- _SET EXERCISE_:
Reproduce the listing below exactly, minus its pictures.

- _THE RECORDS_:
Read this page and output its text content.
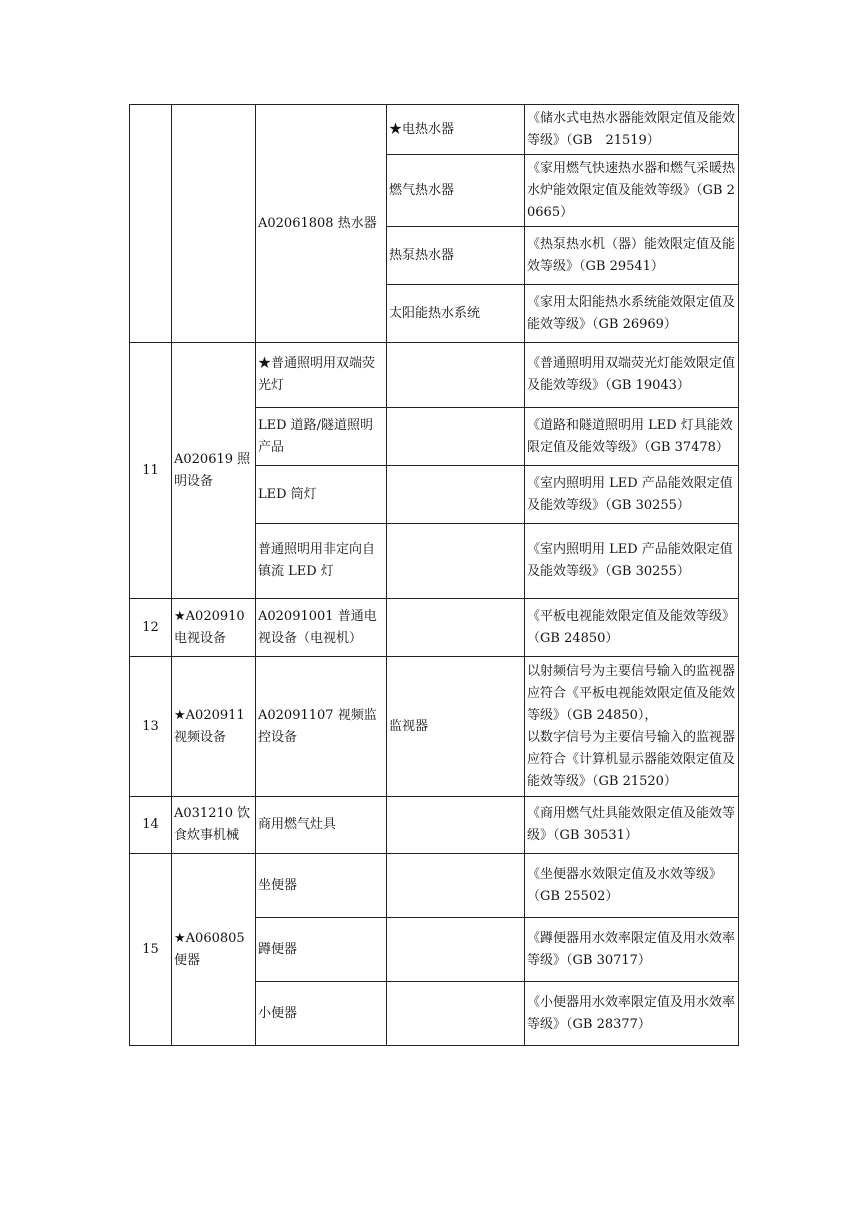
		A02061808 热水器	★电热水器	《储水式电热水器能效限定值及能效等级》（GB　21519）
			燃气热水器	《家用燃气快速热水器和燃气采暖热水炉能效限定值及能效等级》（GB 20665）
			热泵热水器	《热泵热水机（器）能效限定值及能效等级》（GB 29541）
			太阳能热水系统	《家用太阳能热水系统能效限定值及能效等级》（GB 26969）
11	A020619 照明设备	★普通照明用双端荧光灯		《普通照明用双端荧光灯能效限定值及能效等级》（GB 19043）
		LED 道路/隧道照明产品		《道路和隧道照明用 LED 灯具能效限定值及能效等级》（GB 37478）
		LED 筒灯		《室内照明用 LED 产品能效限定值及能效等级》（GB 30255）
		普通照明用非定向自镇流 LED 灯		《室内照明用 LED 产品能效限定值及能效等级》（GB 30255）
12	★A020910 电视设备	A02091001 普通电视设备（电视机）		《平板电视能效限定值及能效等级》（GB 24850）
13	★A020911 视频设备	A02091107 视频监控设备	监视器	以射频信号为主要信号输入的监视器应符合《平板电视能效限定值及能效等级》（GB 24850），
以数字信号为主要信号输入的监视器应符合《计算机显示器能效限定值及能效等级》（GB 21520）

14	A031210 饮食炊事机械	商用燃气灶具		《商用燃气灶具能效限定值及能效等级》（GB 30531）
15	★A060805 便器	坐便器		《坐便器水效限定值及水效等级》（GB 25502）
		蹲便器		《蹲便器用水效率限定值及用水效率等级》（GB 30717）
		小便器		《小便器用水效率限定值及用水效率等级》（GB 28377）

- _FINISHED ANSWER_:
Read this page and output its text content.
		A02061808 热水器	★电热水器	《储水式电热水器能效限定值及能效等级》（GB　21519）
			燃气热水器	《家用燃气快速热水器和燃气采暖热水炉能效限定值及能效等级》（GB 20665）
			热泵热水器	《热泵热水机（器）能效限定值及能效等级》（GB 29541）
			太阳能热水系统	《家用太阳能热水系统能效限定值及能效等级》（GB 26969）
11	A020619 照明设备	★普通照明用双端荧光灯		《普通照明用双端荧光灯能效限定值及能效等级》（GB 19043）
		LED 道路/隧道照明产品		《道路和隧道照明用 LED 灯具能效限定值及能效等级》（GB 37478）
		LED 筒灯		《室内照明用 LED 产品能效限定值及能效等级》（GB 30255）
		普通照明用非定向自镇流 LED 灯		《室内照明用 LED 产品能效限定值及能效等级》（GB 30255）
12	★A020910 电视设备	A02091001 普通电视设备（电视机）		《平板电视能效限定值及能效等级》（GB 24850）
13	★A020911 视频设备	A02091107 视频监控设备	监视器	以射频信号为主要信号输入的监视器应符合《平板电视能效限定值及能效等级》（GB 24850），
以数字信号为主要信号输入的监视器应符合《计算机显示器能效限定值及能效等级》（GB 21520）

14	A031210 饮食炊事机械	商用燃气灶具		《商用燃气灶具能效限定值及能效等级》（GB 30531）
15	★A060805 便器	坐便器		《坐便器水效限定值及水效等级》（GB 25502）
		蹲便器		《蹲便器用水效率限定值及用水效率等级》（GB 30717）
		小便器		《小便器用水效率限定值及用水效率等级》（GB 28377）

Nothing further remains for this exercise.